Structured figure records

⁂

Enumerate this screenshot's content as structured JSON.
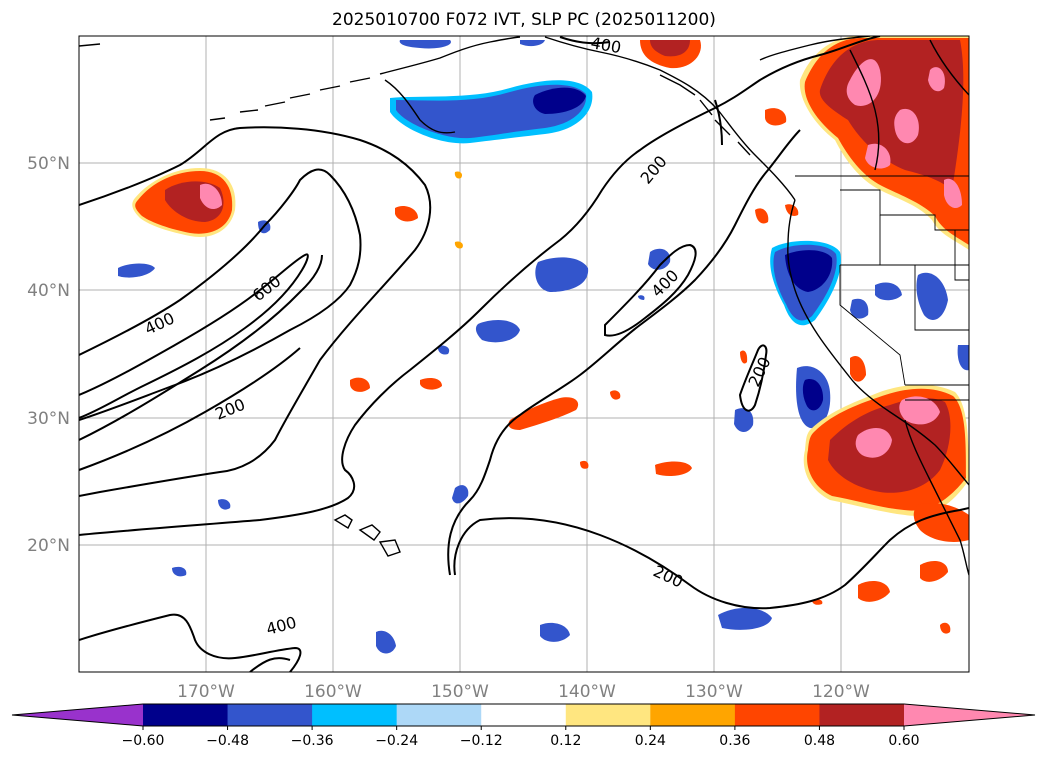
{
  "title": "2025010700 F072 IVT, SLP PC (2025011200)",
  "map": {
    "lat_labels": [
      "50°N",
      "40°N",
      "30°N",
      "20°N"
    ],
    "lon_labels": [
      "170°W",
      "160°W",
      "150°W",
      "140°W",
      "130°W",
      "120°W"
    ],
    "contour_labels": [
      "400",
      "600",
      "200",
      "200",
      "400",
      "200",
      "200",
      "400",
      "400"
    ]
  },
  "colorbar": {
    "ticks": [
      "−0.60",
      "−0.48",
      "−0.36",
      "−0.24",
      "−0.12",
      "0.12",
      "0.24",
      "0.36",
      "0.48",
      "0.60"
    ],
    "colors": [
      "#9932cc",
      "#00008b",
      "#3355cc",
      "#00bfff",
      "#add8f7",
      "#ffffff",
      "#ffe680",
      "#ffa500",
      "#ff4500",
      "#b22222",
      "#ff88b0"
    ]
  }
}
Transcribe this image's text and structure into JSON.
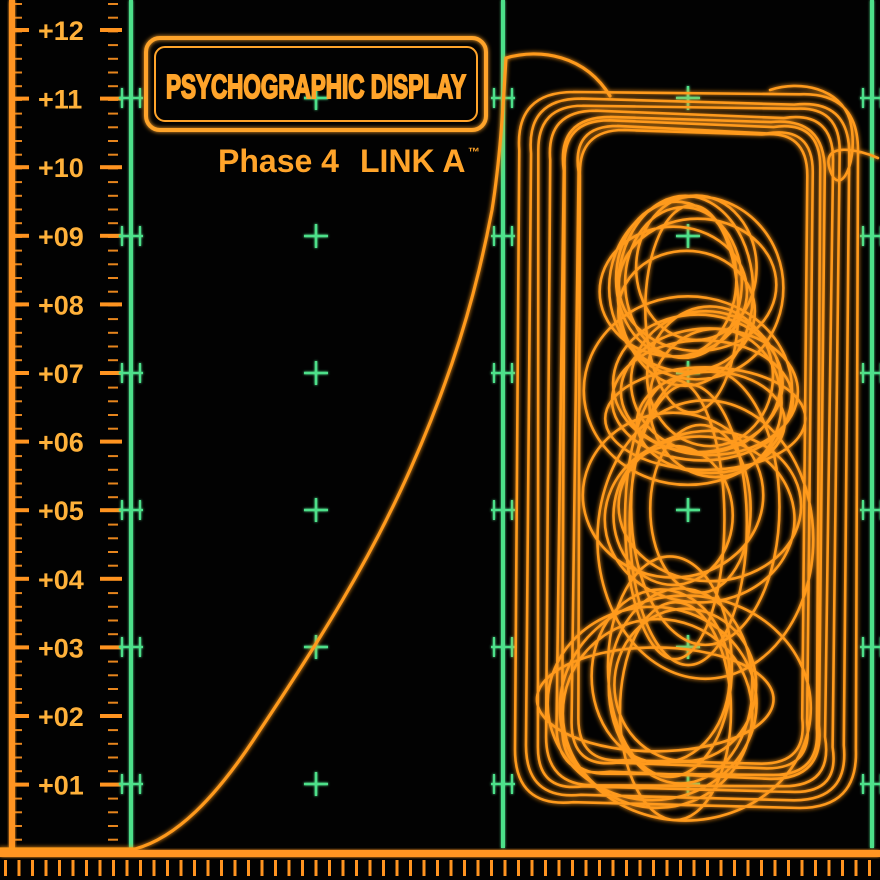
{
  "display": {
    "title": "PSYCHOGRAPHIC DISPLAY",
    "phase": "Phase 4",
    "link": "LINK A",
    "trademark": "™"
  },
  "scale": {
    "labels": [
      "+12",
      "+11",
      "+10",
      "+09",
      "+08",
      "+07",
      "+06",
      "+05",
      "+04",
      "+03",
      "+02",
      "+01"
    ]
  },
  "colors": {
    "trace": "#ff9a1c",
    "trace_glow": "#ff7a00",
    "grid": "#4ee08a",
    "background": "#020202",
    "ruler": "#ff9420"
  }
}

⁂

### Goal of the exercise:
Skip the pictures and write out exactly the lines from the line containing "Transcribe this image's" through the end of the listing above.

### Answer to this exercise:
Transcribe this image's text and structure into JSON.
{
  "display": {
    "title": "PSYCHOGRAPHIC DISPLAY",
    "phase": "Phase 4",
    "link": "LINK A",
    "trademark": "™"
  },
  "scale": {
    "labels": [
      "+12",
      "+11",
      "+10",
      "+09",
      "+08",
      "+07",
      "+06",
      "+05",
      "+04",
      "+03",
      "+02",
      "+01"
    ]
  },
  "colors": {
    "trace": "#ff9a1c",
    "trace_glow": "#ff7a00",
    "grid": "#4ee08a",
    "background": "#020202",
    "ruler": "#ff9420"
  }
}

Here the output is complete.